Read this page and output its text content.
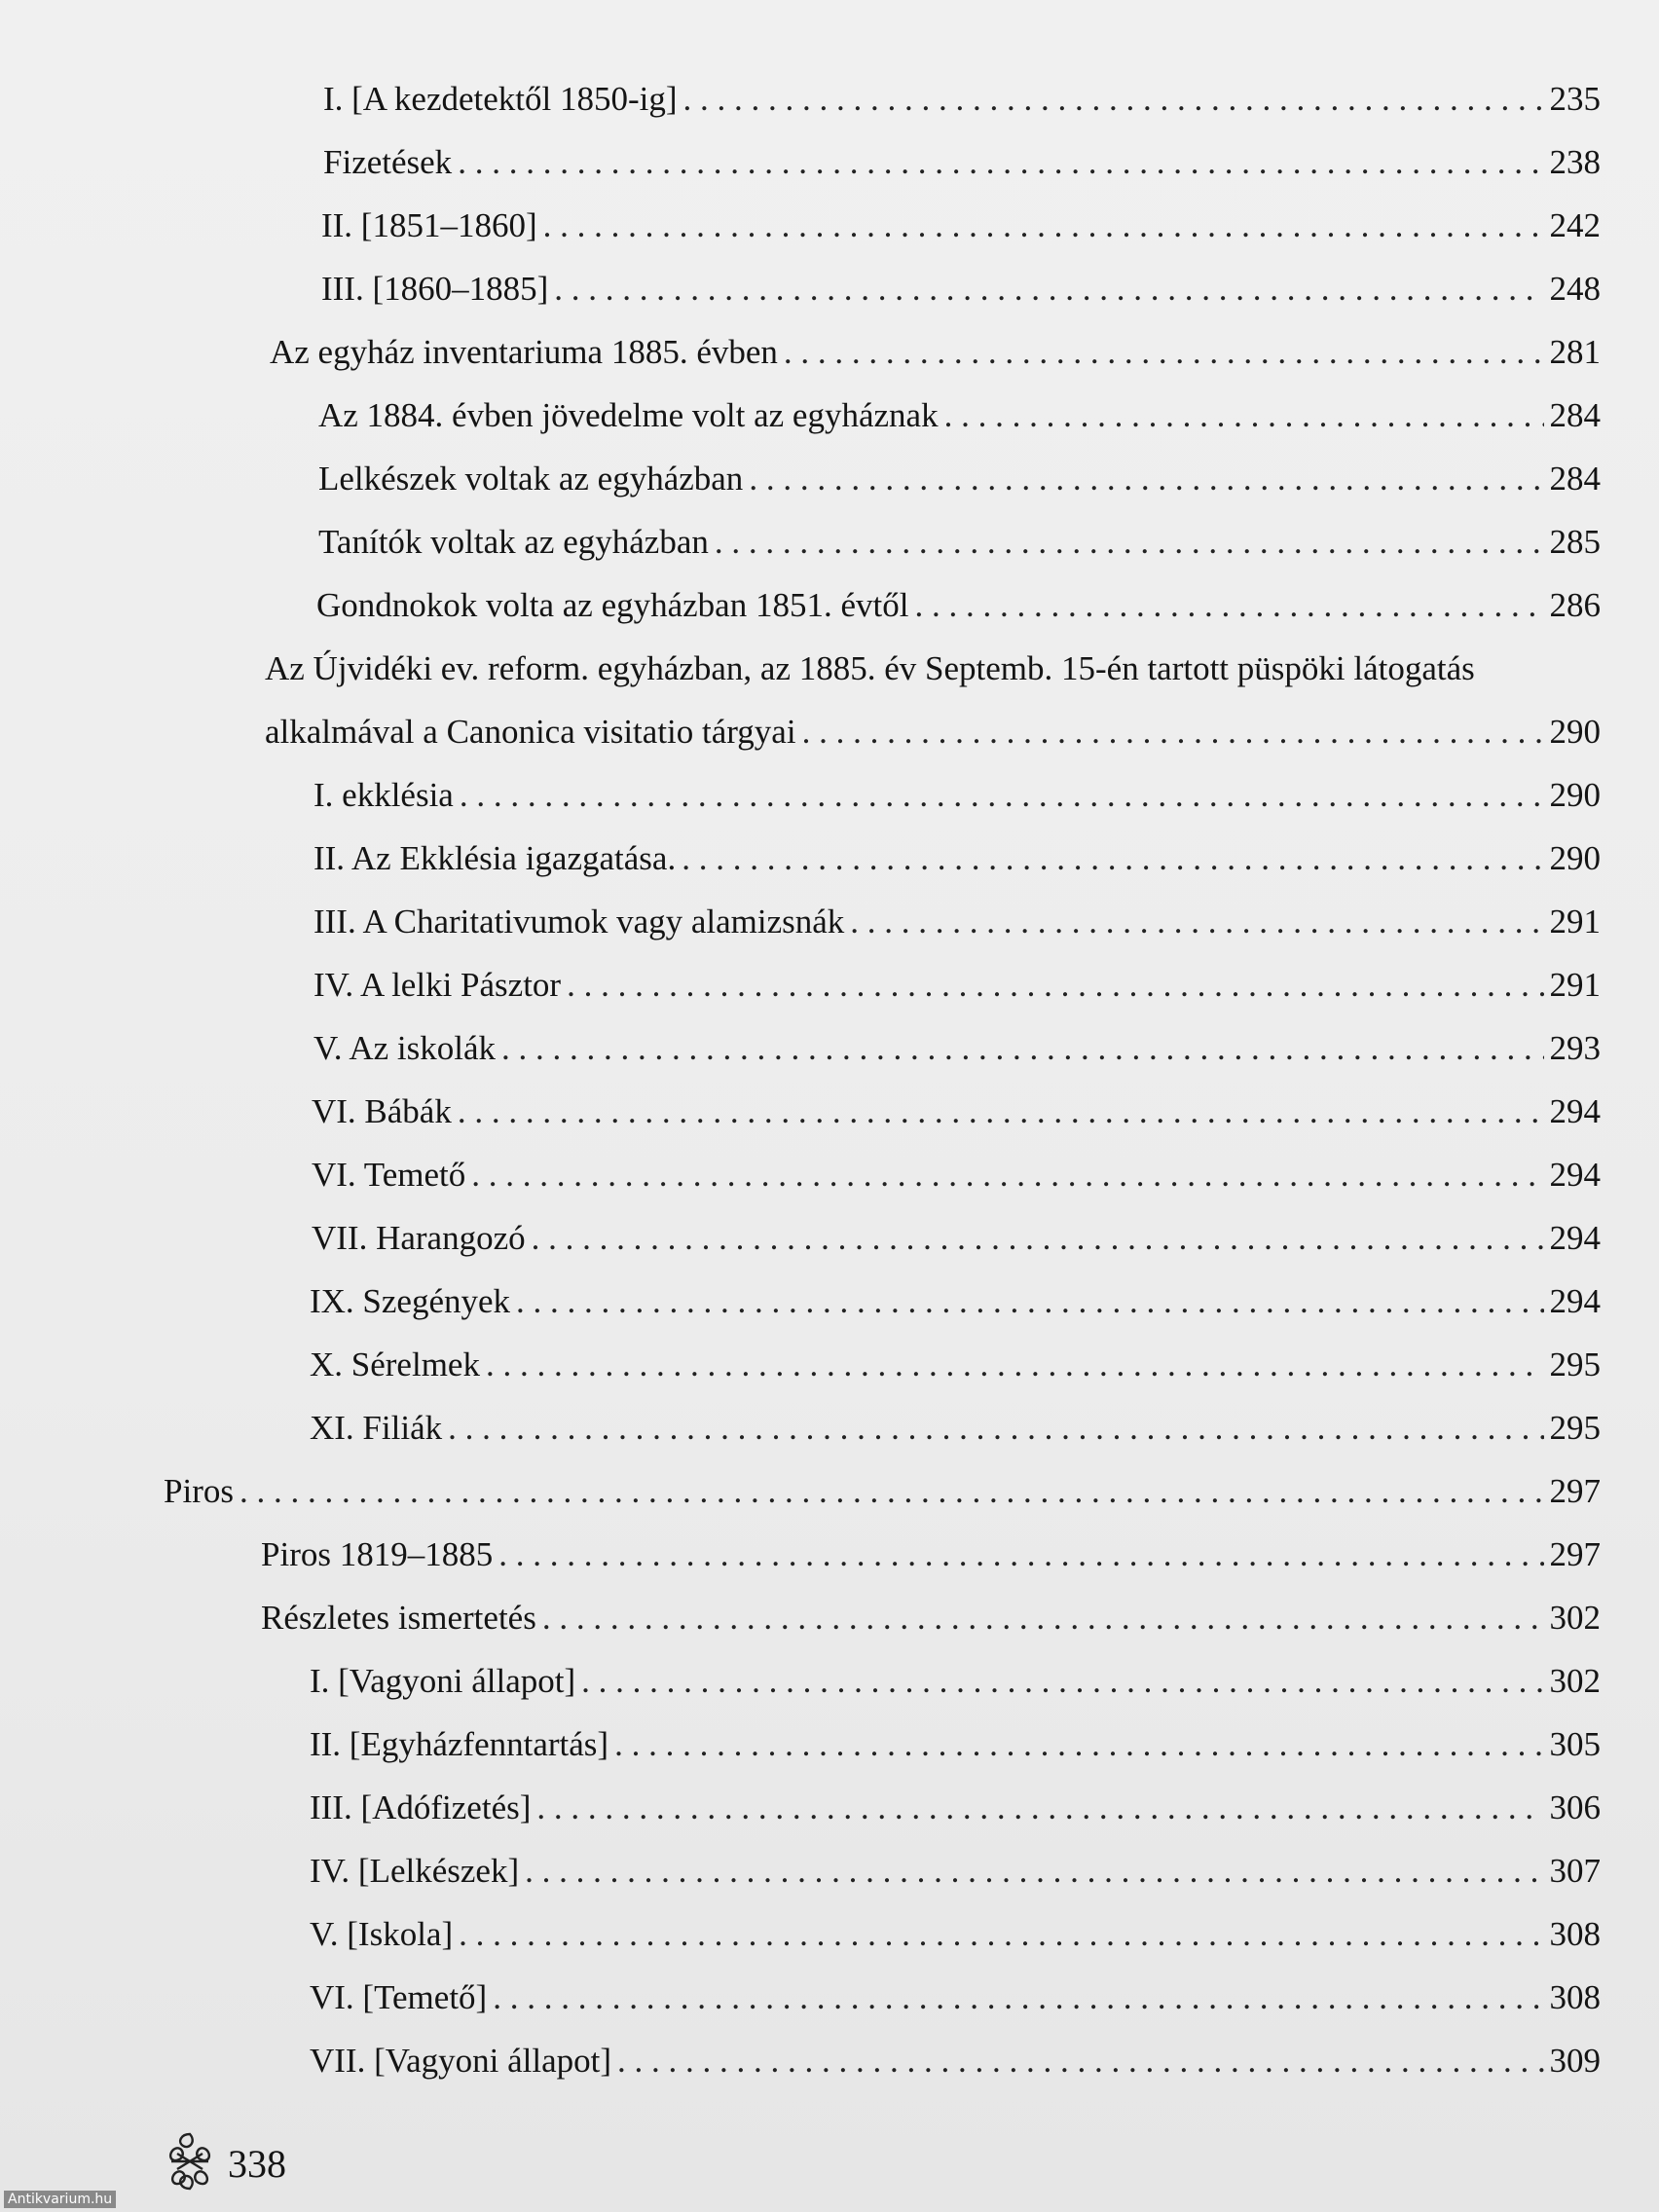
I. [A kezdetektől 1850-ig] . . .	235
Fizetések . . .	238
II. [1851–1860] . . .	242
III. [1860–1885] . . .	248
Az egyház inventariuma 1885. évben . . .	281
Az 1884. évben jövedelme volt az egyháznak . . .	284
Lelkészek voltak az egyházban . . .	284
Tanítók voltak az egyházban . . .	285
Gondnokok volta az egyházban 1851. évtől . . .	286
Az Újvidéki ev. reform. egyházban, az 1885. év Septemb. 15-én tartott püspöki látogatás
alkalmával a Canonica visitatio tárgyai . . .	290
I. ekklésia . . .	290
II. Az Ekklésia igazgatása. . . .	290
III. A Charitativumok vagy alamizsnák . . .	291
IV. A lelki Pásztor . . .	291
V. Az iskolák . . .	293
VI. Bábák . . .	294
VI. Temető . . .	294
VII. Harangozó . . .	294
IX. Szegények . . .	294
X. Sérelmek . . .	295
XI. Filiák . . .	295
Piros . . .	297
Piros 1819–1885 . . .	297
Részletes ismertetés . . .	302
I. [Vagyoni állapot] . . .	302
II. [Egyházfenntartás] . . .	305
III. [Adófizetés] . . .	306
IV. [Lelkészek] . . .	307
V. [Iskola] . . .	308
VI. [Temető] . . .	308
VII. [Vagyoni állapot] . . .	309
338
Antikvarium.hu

======

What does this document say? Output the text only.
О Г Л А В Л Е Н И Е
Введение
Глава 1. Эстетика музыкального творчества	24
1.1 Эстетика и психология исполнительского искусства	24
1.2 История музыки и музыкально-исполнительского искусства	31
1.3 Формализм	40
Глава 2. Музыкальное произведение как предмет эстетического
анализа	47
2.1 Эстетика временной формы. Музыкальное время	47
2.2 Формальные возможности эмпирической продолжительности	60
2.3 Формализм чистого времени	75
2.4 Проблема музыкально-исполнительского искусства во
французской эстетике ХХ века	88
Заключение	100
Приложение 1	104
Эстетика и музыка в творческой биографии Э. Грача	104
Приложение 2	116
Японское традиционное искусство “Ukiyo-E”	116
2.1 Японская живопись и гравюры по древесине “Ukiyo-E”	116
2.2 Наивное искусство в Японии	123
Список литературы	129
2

======

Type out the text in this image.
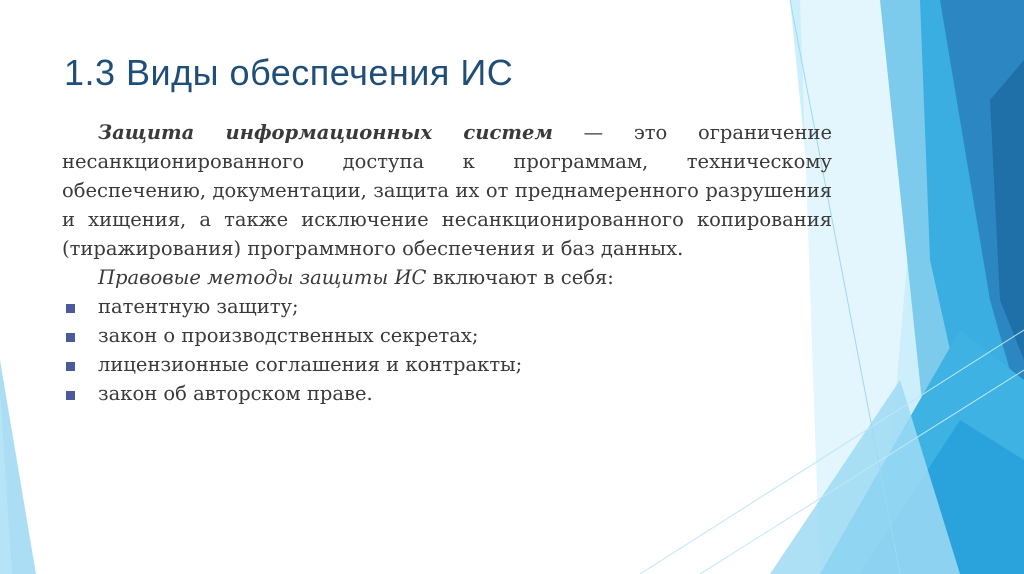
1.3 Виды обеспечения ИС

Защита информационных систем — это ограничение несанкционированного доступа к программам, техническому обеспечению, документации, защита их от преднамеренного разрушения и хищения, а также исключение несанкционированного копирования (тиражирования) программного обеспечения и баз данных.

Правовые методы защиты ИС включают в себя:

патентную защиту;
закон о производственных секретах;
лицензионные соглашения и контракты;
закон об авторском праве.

======

§ DO THIS
Return each line with "исполнительского".

§ ANSWER BELOW
1.1 Эстетика и психология исполнительского искусства	24
1.2 История музыки и музыкально-исполнительского искусства	31
2.4 Проблема музыкально-исполнительского искусства во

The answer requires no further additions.